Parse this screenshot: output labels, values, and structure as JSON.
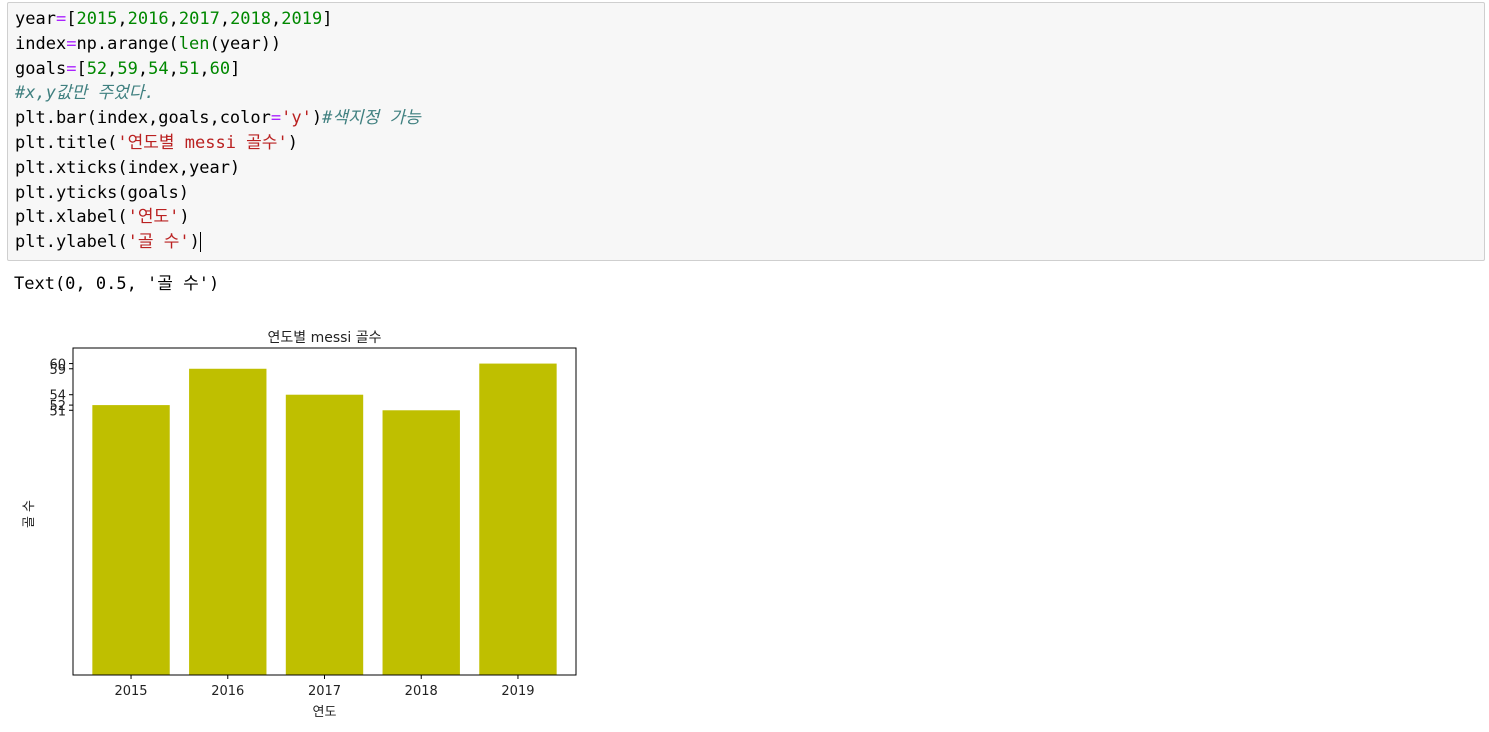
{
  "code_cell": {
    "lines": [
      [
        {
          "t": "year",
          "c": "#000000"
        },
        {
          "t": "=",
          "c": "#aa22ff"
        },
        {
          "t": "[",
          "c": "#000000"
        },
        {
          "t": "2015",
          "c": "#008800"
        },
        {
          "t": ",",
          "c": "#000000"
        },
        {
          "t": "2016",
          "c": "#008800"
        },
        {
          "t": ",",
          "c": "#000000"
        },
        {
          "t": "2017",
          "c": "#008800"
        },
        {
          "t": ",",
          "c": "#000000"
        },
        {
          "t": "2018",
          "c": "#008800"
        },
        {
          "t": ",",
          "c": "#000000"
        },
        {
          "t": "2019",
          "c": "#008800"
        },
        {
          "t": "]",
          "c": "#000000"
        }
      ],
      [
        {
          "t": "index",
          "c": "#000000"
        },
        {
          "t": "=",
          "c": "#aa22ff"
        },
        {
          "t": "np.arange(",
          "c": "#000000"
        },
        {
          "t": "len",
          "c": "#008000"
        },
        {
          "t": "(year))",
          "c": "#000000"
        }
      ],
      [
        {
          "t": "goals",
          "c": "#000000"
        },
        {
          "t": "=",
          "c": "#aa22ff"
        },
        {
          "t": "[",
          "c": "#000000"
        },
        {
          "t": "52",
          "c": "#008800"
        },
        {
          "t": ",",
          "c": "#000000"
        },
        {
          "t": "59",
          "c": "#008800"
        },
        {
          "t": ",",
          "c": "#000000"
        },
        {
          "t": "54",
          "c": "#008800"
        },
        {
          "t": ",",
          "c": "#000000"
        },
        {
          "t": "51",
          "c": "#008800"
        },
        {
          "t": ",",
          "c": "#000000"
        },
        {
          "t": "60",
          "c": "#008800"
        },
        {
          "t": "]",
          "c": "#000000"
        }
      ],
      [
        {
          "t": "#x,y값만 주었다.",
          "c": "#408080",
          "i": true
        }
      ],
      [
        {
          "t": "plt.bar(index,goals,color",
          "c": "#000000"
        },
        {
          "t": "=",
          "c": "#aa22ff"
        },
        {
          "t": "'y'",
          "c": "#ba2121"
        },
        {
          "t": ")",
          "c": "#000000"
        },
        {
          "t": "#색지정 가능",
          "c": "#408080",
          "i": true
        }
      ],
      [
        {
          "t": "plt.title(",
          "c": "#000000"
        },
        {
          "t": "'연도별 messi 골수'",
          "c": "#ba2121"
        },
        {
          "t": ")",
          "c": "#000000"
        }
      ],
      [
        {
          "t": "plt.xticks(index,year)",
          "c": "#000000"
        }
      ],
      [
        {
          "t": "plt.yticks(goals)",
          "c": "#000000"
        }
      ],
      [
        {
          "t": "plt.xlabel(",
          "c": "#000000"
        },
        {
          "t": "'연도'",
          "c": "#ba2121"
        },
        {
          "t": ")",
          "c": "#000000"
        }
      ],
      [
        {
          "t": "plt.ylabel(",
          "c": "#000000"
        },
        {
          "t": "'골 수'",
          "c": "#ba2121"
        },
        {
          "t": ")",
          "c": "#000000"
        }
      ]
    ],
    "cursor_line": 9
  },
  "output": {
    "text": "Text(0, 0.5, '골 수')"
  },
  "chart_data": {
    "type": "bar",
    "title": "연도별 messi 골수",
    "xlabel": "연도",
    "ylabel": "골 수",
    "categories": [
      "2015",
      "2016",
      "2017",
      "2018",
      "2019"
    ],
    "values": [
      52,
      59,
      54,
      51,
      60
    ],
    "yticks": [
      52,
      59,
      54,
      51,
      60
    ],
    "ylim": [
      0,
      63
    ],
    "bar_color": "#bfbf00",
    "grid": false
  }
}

_ _ _ _ _ _ _

**TASK TO CARRY OUT**:
Identify every line above with the string "index" in it. Copy those lines.

**WRITTEN SOLUTION**:
          "t": "index",
          "t": "plt.bar(index,goals,color",
          "t": "plt.xticks(index,year)",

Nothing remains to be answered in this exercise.